> [Excerpt to read]:
## start

By now it was the middle of the summer of 1987 and as well as the three evening shows that went from 7 to midnight on Friday, Saturday and Sunday, I also did some overnight shows from midnight to 6am during the week. They were tough! I’d sometimes end up having to have a sleep the next day in the record library. One day one of the newsreaders came in and found me fast asleep and I had to explain I’d been on the air all night!
When I was doing my shows I’d always stock up on popcorn and crisps and coke from the little shop down the road on Leeson Street. Then I’d spend a while in the record library selecting a few special songs to play. Most of the time the music choice was determined by the rotation of the carts on the wall. So we’d just be following the format and the songs that Sybil and Tony would have put into the system. But the Saturday night show was a bit different and was meant to sound more like a live party with very fast and upbeat music as well as plenty of disco mixes. These were special mega mix records pulling together lots of songs into 10- or 15-minute mixes. They were very popular, and Joan Mythen used to get them from Disco Mix Club, and Energy 103 was allowed to play them but with some restrictions – we weren’t allowed play them too often and they had to have an advert for the disco mix club played during them.
Every hour on Energy 103 was divided up into different segments with rotating playlists – including the heavy rotation of the 15-20 most popular songs, and then the 30 or so less frequently played songs that were dropping ou of the charts but were still popular, then the 30 or so older favourites and then some classic oldies. Sybil and Tony would usually decide all this at the beginning of each week.
Around this time the station also rebranded itself as Energy Power 103, with a new logo, colour scheme (black and red), and idents. Some of the shows and DJs also changed slots; Pat Courtenay did the Breakfast Show with Bob Gallico and Lisa Moore (Fionnuala Sweeney). This was a brilliant show as they were all really talented broadcasters.
One thing we also had at Energy 103 was a satellite TV receiver and for the first time I got to see this new and exciting medium. There was a station called Sky Channel, another called Music Box, and another called Super Channel which showed European music videos. Often these would be on in the Newsroom.
One day I remember from that summer is when Sybil asked me to go with her out to check on something at the transmitter base in the mountains. It was a pretty remote spot and she probably wanted someone to accompany her for safety. On the way back she showed me the old Radio Nova place at Nova Park in Rathfarnham which is a little bit of radio history and it was a great privilege to see it in the company of Sybil Fennell herself who had been on the original Radio Nova. By then it was all closed and abandoned but you could still see where everything had been.

## end

> [Set task 1]: Return the passage of the Energy 103 recollection from "Around this time" up to and including "in the Newsroom.".
> [Set task 2]: In the Energy 103 recollection, translate this sentence into Spanish: "Then I’d spend a while in the record library selecting a few special songs to play."
> [Set task 3]: According to the Energy 103 recollection, why did Sybil ask the writer to go with her to the transmitter base? Answer in one to three sentences.

> [Given data]:
## start

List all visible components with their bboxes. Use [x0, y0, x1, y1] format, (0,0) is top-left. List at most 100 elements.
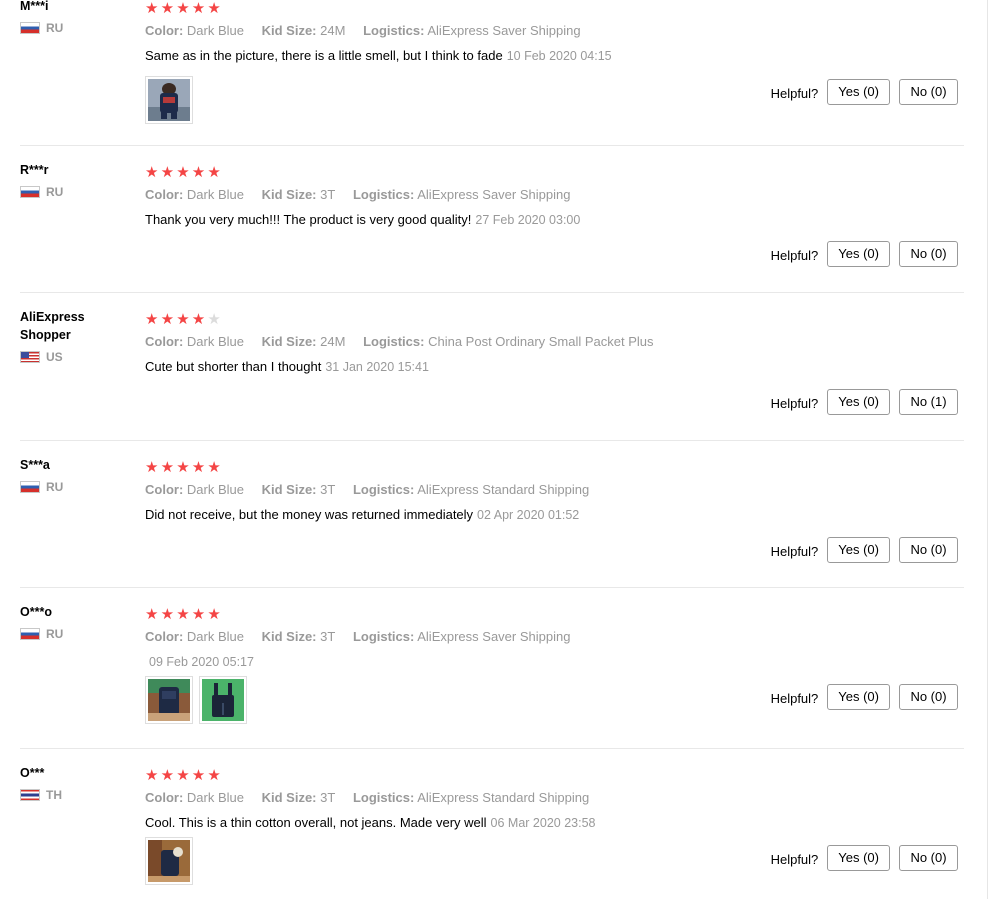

## end

> [Solution 1]:
Around this time the station also rebranded itself as Energy Power 103, with a new logo, colour scheme (black and red), and idents. Some of the shows and DJs also changed slots; Pat Courtenay did the Breakfast Show with Bob Gallico and Lisa Moore (Fionnuala Sweeney). This was a brilliant show as they were all really talented broadcasters.
One thing we also had at Energy 103 was a satellite TV receiver and for the first time I got to see this new and exciting medium. There was a station called Sky Channel, another called Music Box, and another called Super Channel which showed European music videos. Often these would be on in the Newsroom.

> [Solution 2]: Luego pasaba un rato en la fonoteca seleccionando algunas canciones especiales para poner.

> [Solution 3]: The transmitter base was in a pretty remote spot in the mountains. Sybil probably wanted someone to go with her for safety.